==== Data entries ====

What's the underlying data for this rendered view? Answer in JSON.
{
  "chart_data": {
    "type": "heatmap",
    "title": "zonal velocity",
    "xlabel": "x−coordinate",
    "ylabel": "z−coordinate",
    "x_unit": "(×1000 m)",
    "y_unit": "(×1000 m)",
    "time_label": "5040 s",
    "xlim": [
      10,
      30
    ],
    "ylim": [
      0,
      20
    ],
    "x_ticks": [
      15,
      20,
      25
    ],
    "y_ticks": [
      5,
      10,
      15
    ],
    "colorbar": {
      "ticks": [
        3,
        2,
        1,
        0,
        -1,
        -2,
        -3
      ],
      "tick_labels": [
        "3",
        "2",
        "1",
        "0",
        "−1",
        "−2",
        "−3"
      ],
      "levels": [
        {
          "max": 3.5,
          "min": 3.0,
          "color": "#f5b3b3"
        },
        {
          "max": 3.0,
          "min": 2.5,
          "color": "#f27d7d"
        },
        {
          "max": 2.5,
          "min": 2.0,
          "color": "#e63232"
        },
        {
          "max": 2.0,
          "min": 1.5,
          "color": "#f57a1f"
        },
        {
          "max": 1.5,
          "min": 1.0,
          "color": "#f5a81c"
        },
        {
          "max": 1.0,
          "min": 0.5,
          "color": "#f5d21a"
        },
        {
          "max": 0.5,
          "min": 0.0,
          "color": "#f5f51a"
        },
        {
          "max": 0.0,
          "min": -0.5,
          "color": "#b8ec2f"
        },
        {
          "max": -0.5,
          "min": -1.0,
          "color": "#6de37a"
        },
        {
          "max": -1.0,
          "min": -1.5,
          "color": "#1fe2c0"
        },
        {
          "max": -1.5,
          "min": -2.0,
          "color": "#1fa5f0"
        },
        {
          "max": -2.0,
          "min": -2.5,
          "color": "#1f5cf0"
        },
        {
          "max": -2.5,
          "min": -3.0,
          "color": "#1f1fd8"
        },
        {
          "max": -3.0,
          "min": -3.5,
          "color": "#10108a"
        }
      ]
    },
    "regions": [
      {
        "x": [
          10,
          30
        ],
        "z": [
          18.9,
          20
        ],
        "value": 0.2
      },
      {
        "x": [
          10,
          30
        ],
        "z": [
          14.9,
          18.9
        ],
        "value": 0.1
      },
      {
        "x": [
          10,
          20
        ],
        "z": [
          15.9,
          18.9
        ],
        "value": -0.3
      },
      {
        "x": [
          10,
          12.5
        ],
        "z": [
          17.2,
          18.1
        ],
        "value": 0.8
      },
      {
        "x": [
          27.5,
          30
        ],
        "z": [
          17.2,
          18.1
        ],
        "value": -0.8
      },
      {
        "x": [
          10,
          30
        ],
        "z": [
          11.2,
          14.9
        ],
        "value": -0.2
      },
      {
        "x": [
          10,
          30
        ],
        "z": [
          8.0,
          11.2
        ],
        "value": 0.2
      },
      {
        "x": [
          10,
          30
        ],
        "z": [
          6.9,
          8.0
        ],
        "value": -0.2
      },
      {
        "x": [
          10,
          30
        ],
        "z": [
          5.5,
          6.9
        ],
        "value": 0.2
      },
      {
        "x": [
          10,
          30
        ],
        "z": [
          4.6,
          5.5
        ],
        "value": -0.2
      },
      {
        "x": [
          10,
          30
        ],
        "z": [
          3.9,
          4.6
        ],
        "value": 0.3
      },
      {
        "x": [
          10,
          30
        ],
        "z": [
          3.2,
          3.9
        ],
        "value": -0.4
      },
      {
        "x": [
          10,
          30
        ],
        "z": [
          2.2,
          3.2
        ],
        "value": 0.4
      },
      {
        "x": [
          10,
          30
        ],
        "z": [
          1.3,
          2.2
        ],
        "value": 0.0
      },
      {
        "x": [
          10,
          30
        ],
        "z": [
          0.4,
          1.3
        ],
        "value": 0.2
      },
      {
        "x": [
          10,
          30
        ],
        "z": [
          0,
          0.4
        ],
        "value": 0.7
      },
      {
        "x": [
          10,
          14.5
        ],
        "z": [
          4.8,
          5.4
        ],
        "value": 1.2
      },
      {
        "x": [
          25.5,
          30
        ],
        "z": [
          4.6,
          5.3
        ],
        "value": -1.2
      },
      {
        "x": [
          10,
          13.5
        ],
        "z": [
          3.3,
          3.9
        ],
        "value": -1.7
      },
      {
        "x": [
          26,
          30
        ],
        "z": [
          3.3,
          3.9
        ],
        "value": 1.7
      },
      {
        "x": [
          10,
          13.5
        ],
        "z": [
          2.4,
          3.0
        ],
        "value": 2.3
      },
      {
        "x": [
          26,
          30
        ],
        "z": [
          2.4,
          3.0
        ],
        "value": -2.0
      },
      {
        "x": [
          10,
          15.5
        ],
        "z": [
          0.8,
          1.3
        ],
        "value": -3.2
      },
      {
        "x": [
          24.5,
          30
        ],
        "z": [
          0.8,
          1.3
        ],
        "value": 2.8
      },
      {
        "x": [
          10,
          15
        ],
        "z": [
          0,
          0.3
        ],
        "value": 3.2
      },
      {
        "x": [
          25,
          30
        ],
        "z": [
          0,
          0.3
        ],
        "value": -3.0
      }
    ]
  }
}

====

## [Direction]
Copy out every line from the records that has the word "coordinate".

## [Final result]
    "xlabel": "x−coordinate",
    "ylabel": "z−coordinate",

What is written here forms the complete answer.